— EXERCISE AIM —
Copy the listing below in full and skip every picture.

* BEGIN *

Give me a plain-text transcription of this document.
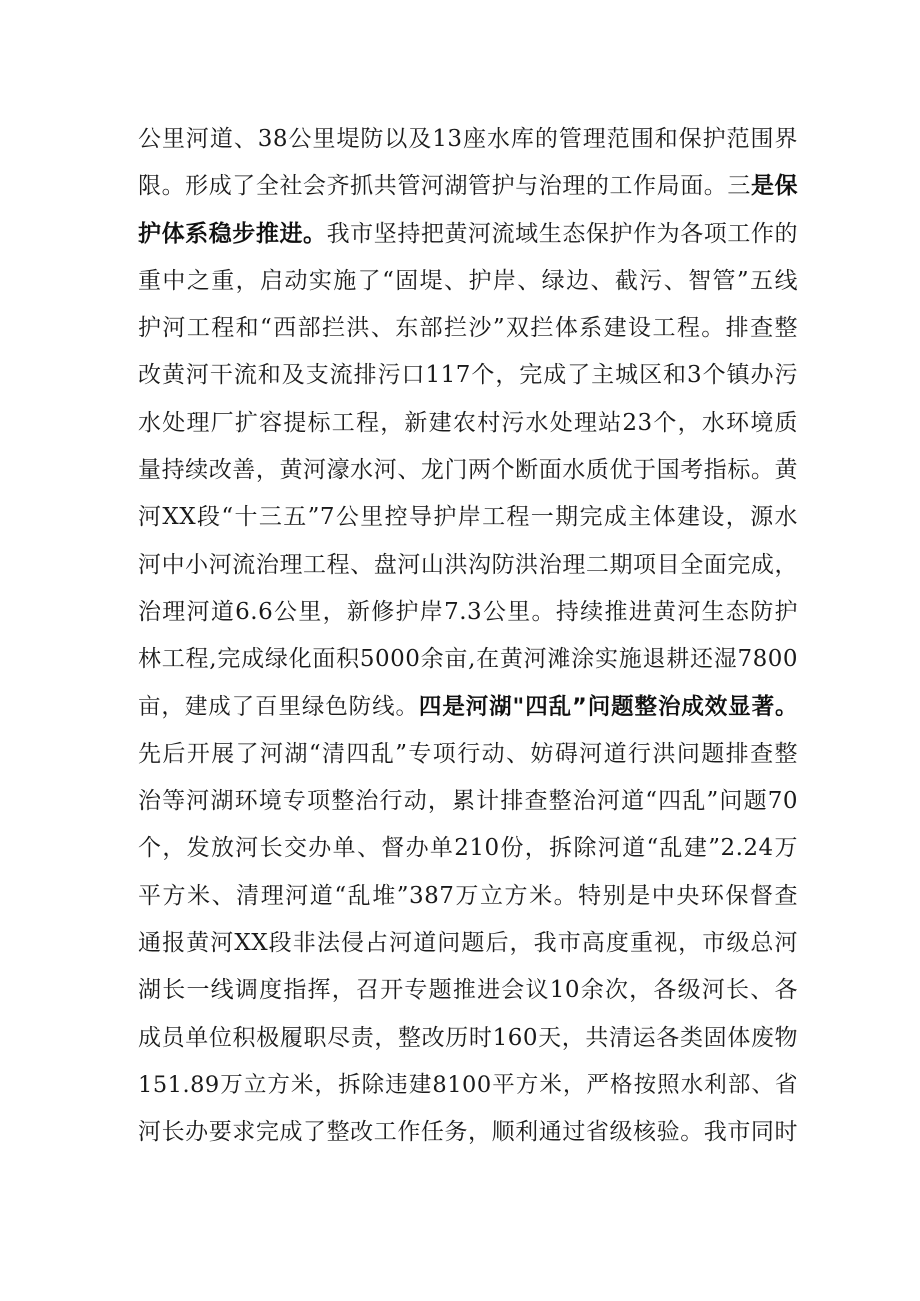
公里河道、38公里堤防以及13座水库的管理范围和保护范围界
限。形成了全社会齐抓共管河湖管护与治理的工作局面。三是保
护体系稳步推进。我市坚持把黄河流域生态保护作为各项工作的
重中之重，启动实施了“固堤、护岸、绿边、截污、智管”五线
护河工程和“西部拦洪、东部拦沙”双拦体系建设工程。排查整
改黄河干流和及支流排污口117个，完成了主城区和3个镇办污
水处理厂扩容提标工程，新建农村污水处理站23个，水环境质
量持续改善，黄河濠水河、龙门两个断面水质优于国考指标。黄
河XX段“十三五”7公里控导护岸工程一期完成主体建设，源水
河中小河流治理工程、盘河山洪沟防洪治理二期项目全面完成，
治理河道6.6公里，新修护岸7.3公里。持续推进黄河生态防护
林工程,完成绿化面积5000余亩,在黄河滩涂实施退耕还湿7800
亩，建成了百里绿色防线。四是河湖"四乱”问题整治成效显著。
先后开展了河湖“清四乱”专项行动、妨碍河道行洪问题排查整
治等河湖环境专项整治行动，累计排查整治河道“四乱”问题70
个，发放河长交办单、督办单210份，拆除河道“乱建”2.24万
平方米、清理河道“乱堆”387万立方米。特别是中央环保督查
通报黄河XX段非法侵占河道问题后，我市高度重视，市级总河
湖长一线调度指挥，召开专题推进会议10余次，各级河长、各
成员单位积极履职尽责，整改历时160天，共清运各类固体废物
151.89万立方米，拆除违建8100平方米，严格按照水利部、省
河长办要求完成了整改工作任务，顺利通过省级核验。我市同时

* END *

— WORKED SOLUTION —
Give me a plain-text transcription of this document.
公里河道、38公里堤防以及13座水库的管理范围和保护范围界
限。形成了全社会齐抓共管河湖管护与治理的工作局面。三是保
护体系稳步推进。我市坚持把黄河流域生态保护作为各项工作的
重中之重，启动实施了“固堤、护岸、绿边、截污、智管”五线
护河工程和“西部拦洪、东部拦沙”双拦体系建设工程。排查整
改黄河干流和及支流排污口117个，完成了主城区和3个镇办污
水处理厂扩容提标工程，新建农村污水处理站23个，水环境质
量持续改善，黄河濠水河、龙门两个断面水质优于国考指标。黄
河XX段“十三五”7公里控导护岸工程一期完成主体建设，源水
河中小河流治理工程、盘河山洪沟防洪治理二期项目全面完成，
治理河道6.6公里，新修护岸7.3公里。持续推进黄河生态防护
林工程,完成绿化面积5000余亩,在黄河滩涂实施退耕还湿7800
亩，建成了百里绿色防线。四是河湖"四乱”问题整治成效显著。
先后开展了河湖“清四乱”专项行动、妨碍河道行洪问题排查整
治等河湖环境专项整治行动，累计排查整治河道“四乱”问题70
个，发放河长交办单、督办单210份，拆除河道“乱建”2.24万
平方米、清理河道“乱堆”387万立方米。特别是中央环保督查
通报黄河XX段非法侵占河道问题后，我市高度重视，市级总河
湖长一线调度指挥，召开专题推进会议10余次，各级河长、各
成员单位积极履职尽责，整改历时160天，共清运各类固体废物
151.89万立方米，拆除违建8100平方米，严格按照水利部、省
河长办要求完成了整改工作任务，顺利通过省级核验。我市同时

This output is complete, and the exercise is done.